[start of Data for this exercise]
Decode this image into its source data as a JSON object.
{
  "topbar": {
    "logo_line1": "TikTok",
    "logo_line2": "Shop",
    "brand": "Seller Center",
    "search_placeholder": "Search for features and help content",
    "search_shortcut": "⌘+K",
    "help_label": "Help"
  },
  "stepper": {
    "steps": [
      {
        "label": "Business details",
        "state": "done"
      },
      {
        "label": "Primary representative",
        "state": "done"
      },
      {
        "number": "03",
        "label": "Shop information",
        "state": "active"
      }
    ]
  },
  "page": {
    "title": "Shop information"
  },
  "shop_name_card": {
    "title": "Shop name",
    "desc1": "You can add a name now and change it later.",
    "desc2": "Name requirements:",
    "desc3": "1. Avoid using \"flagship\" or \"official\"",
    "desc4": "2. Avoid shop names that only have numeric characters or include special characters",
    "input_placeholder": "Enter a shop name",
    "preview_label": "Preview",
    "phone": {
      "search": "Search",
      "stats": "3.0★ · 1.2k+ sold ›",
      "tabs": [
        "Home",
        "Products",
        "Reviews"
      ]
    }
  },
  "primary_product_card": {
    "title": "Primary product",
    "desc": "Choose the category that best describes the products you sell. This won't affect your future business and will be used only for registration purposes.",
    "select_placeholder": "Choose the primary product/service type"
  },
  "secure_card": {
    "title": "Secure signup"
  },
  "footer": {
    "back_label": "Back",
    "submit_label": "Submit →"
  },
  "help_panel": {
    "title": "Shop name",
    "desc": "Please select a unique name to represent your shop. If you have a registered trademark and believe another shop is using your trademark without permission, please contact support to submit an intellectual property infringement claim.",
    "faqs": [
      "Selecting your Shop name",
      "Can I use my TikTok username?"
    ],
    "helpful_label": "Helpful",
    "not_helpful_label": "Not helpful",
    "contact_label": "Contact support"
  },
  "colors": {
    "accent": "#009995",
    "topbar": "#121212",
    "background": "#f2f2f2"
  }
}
[end of Data for this exercise]
Using the material above, state how many lines include the string "Avoid". Answer with a single number.

### Output of the exercise
2